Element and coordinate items
╔══
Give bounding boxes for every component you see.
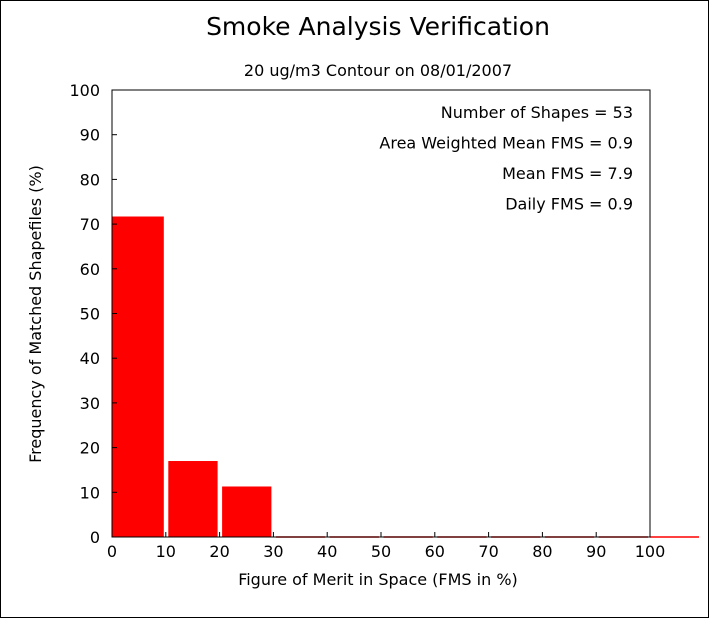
chart-subtitle: 20 ug/m3 Contour on 08/01/2007 [244,61,512,80]
x-tick-label: 30 [263,542,283,561]
y-tick-label: 60 [80,260,100,279]
y-tick-label: 20 [80,439,100,458]
y-axis-label: Frequency of Matched Shapefiles (%) [26,165,45,463]
histogram-bar-0 [112,216,164,537]
y-tick-label: 90 [80,126,100,145]
y-tick-label: 0 [90,528,100,547]
y-tick-label: 30 [80,394,100,413]
x-tick-label: 60 [425,542,445,561]
y-tick-label: 100 [69,81,100,100]
x-tick-label: 20 [209,542,229,561]
axes-layer: 0 10 20 30 40 50 60 70 80 90 100 0 10 20 30 40 50 60 70 80 9… [69,81,665,561]
chart-title: Smoke Analysis Verification [206,12,550,41]
stat-line-2: Mean FMS = 7.9 [502,164,633,183]
histogram-bar-2 [222,486,272,537]
x-axis-label: Figure of Merit in Space (FMS in %) [238,570,518,589]
stat-line-0: Number of Shapes = 53 [441,103,633,122]
y-tick-label: 50 [80,305,100,324]
x-tick-label: 0 [107,542,117,561]
y-tick-label: 70 [80,215,100,234]
stats-box: Number of Shapes = 53 Area Weighted Mean … [379,103,633,214]
x-tick-label: 100 [635,542,666,561]
x-tick-label: 10 [156,542,176,561]
y-tick-label: 10 [80,483,100,502]
y-tick-label: 80 [80,170,100,189]
histogram-bar-1 [168,461,218,537]
x-tick-label: 40 [317,542,337,561]
stat-line-3: Daily FMS = 0.9 [505,195,633,214]
x-tick-label: 80 [532,542,552,561]
x-tick-label: 90 [586,542,606,561]
stat-line-1: Area Weighted Mean FMS = 0.9 [379,134,633,153]
x-tick-label: 50 [371,542,391,561]
bars-layer [112,216,699,538]
x-tick-label: 70 [478,542,498,561]
y-tick-label: 40 [80,349,100,368]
╚══
▶ **WHAT TO DO**:
Reproduce the lines of every item above, swapping "histogram-bar" for "column" wherever it occurs and keeping everything else unchanged. Omit the pictures from your answer.

▶ **COMPLETED TASK**:
Give bounding boxes for every component you see.
chart-subtitle: 20 ug/m3 Contour on 08/01/2007 [244,61,512,80]
x-tick-label: 30 [263,542,283,561]
y-tick-label: 60 [80,260,100,279]
y-tick-label: 20 [80,439,100,458]
y-axis-label: Frequency of Matched Shapefiles (%) [26,165,45,463]
column-0 [112,216,164,537]
y-tick-label: 90 [80,126,100,145]
y-tick-label: 0 [90,528,100,547]
y-tick-label: 30 [80,394,100,413]
x-tick-label: 60 [425,542,445,561]
y-tick-label: 100 [69,81,100,100]
x-tick-label: 20 [209,542,229,561]
axes-layer: 0 10 20 30 40 50 60 70 80 90 100 0 10 20 30 40 50 60 70 80 9… [69,81,665,561]
chart-title: Smoke Analysis Verification [206,12,550,41]
stat-line-2: Mean FMS = 7.9 [502,164,633,183]
column-2 [222,486,272,537]
x-axis-label: Figure of Merit in Space (FMS in %) [238,570,518,589]
stat-line-0: Number of Shapes = 53 [441,103,633,122]
y-tick-label: 50 [80,305,100,324]
x-tick-label: 0 [107,542,117,561]
y-tick-label: 70 [80,215,100,234]
stats-box: Number of Shapes = 53 Area Weighted Mean … [379,103,633,214]
x-tick-label: 100 [635,542,666,561]
x-tick-label: 10 [156,542,176,561]
y-tick-label: 10 [80,483,100,502]
y-tick-label: 80 [80,170,100,189]
column-1 [168,461,218,537]
x-tick-label: 40 [317,542,337,561]
stat-line-3: Daily FMS = 0.9 [505,195,633,214]
x-tick-label: 80 [532,542,552,561]
x-tick-label: 90 [586,542,606,561]
stat-line-1: Area Weighted Mean FMS = 0.9 [379,134,633,153]
x-tick-label: 50 [371,542,391,561]
bars-layer [112,216,699,538]
x-tick-label: 70 [478,542,498,561]
y-tick-label: 40 [80,349,100,368]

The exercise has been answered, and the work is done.